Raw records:
========
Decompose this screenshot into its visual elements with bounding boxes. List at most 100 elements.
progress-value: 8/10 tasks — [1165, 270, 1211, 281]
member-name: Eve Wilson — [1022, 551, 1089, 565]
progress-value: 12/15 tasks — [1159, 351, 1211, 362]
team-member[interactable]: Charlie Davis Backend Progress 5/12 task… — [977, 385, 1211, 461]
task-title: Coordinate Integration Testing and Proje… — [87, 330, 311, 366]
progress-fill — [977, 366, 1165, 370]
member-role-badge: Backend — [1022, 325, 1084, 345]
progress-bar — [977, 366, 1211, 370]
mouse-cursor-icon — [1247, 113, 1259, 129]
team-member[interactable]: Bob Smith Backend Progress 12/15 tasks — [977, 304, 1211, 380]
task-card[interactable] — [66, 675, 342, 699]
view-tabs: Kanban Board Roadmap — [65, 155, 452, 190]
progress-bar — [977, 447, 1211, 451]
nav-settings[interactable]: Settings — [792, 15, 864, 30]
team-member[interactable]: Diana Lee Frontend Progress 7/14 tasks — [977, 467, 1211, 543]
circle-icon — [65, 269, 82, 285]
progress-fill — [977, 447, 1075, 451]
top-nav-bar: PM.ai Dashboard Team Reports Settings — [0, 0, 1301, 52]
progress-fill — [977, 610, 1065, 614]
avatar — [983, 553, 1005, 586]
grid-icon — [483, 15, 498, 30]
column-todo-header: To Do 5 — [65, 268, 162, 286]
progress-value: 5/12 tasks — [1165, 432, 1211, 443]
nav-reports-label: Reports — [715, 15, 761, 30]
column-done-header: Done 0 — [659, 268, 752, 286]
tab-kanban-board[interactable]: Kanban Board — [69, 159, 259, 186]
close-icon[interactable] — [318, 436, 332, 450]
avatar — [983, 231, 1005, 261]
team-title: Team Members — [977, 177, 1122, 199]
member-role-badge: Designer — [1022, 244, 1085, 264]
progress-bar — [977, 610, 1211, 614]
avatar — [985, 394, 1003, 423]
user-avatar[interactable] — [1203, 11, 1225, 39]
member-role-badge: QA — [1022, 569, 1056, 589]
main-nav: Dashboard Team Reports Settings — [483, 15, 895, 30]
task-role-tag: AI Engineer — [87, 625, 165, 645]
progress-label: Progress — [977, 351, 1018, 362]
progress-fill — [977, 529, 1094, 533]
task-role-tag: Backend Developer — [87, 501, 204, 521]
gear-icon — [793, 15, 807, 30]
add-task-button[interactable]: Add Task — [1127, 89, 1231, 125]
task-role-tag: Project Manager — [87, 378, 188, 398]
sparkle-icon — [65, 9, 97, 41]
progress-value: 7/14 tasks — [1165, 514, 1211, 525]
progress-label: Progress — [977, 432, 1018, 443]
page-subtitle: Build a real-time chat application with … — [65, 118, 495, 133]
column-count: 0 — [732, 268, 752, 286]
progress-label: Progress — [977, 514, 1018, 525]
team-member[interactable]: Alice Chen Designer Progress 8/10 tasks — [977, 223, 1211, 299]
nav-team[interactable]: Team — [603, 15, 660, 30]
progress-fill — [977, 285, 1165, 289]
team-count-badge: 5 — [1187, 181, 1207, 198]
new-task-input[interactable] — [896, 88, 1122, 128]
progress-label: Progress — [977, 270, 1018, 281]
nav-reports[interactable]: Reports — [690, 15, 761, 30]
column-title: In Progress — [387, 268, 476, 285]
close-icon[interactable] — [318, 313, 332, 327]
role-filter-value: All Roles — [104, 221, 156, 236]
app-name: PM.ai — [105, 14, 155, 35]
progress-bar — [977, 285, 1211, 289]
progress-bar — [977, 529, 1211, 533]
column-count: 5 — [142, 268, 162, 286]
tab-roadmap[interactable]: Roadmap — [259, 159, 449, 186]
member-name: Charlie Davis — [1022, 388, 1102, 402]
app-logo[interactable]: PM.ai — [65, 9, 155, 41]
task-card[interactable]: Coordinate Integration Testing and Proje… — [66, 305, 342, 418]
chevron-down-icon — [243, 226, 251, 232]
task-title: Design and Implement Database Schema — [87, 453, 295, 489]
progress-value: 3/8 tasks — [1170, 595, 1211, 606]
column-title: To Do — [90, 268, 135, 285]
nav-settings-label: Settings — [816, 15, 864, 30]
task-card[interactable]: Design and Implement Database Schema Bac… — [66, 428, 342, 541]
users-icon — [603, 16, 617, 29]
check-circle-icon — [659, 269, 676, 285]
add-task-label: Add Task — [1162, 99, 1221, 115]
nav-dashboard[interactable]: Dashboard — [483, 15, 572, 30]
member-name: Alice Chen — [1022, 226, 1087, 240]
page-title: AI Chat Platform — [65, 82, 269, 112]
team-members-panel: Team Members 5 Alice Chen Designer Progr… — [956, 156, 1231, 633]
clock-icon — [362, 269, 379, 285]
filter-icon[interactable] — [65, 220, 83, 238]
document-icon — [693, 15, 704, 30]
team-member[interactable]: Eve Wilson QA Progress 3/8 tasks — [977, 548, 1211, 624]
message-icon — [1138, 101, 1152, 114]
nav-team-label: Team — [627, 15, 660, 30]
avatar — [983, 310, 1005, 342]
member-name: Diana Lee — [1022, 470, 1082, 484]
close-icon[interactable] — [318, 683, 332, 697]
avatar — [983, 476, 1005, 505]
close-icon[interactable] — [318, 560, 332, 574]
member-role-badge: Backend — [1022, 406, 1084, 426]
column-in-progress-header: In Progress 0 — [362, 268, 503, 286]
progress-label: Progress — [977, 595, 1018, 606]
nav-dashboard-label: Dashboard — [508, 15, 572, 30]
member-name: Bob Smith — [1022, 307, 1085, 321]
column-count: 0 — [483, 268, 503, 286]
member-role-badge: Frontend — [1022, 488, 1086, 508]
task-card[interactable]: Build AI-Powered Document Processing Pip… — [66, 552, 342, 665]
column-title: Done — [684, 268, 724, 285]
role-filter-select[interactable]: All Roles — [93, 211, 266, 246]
========
*Given task*
Return, unchanged, the lines of the listing from its first line through the line containing "team-member[interactable]: Bob Smith", with both ends included.

*Task solution*
Decompose this screenshot into its visual elements with bounding boxes. List at most 100 elements.
progress-value: 8/10 tasks — [1165, 270, 1211, 281]
member-name: Eve Wilson — [1022, 551, 1089, 565]
progress-value: 12/15 tasks — [1159, 351, 1211, 362]
team-member[interactable]: Charlie Davis Backend Progress 5/12 task… — [977, 385, 1211, 461]
task-title: Coordinate Integration Testing and Proje… — [87, 330, 311, 366]
progress-fill — [977, 366, 1165, 370]
member-role-badge: Backend — [1022, 325, 1084, 345]
progress-bar — [977, 366, 1211, 370]
mouse-cursor-icon — [1247, 113, 1259, 129]
team-member[interactable]: Bob Smith Backend Progress 12/15 tasks — [977, 304, 1211, 380]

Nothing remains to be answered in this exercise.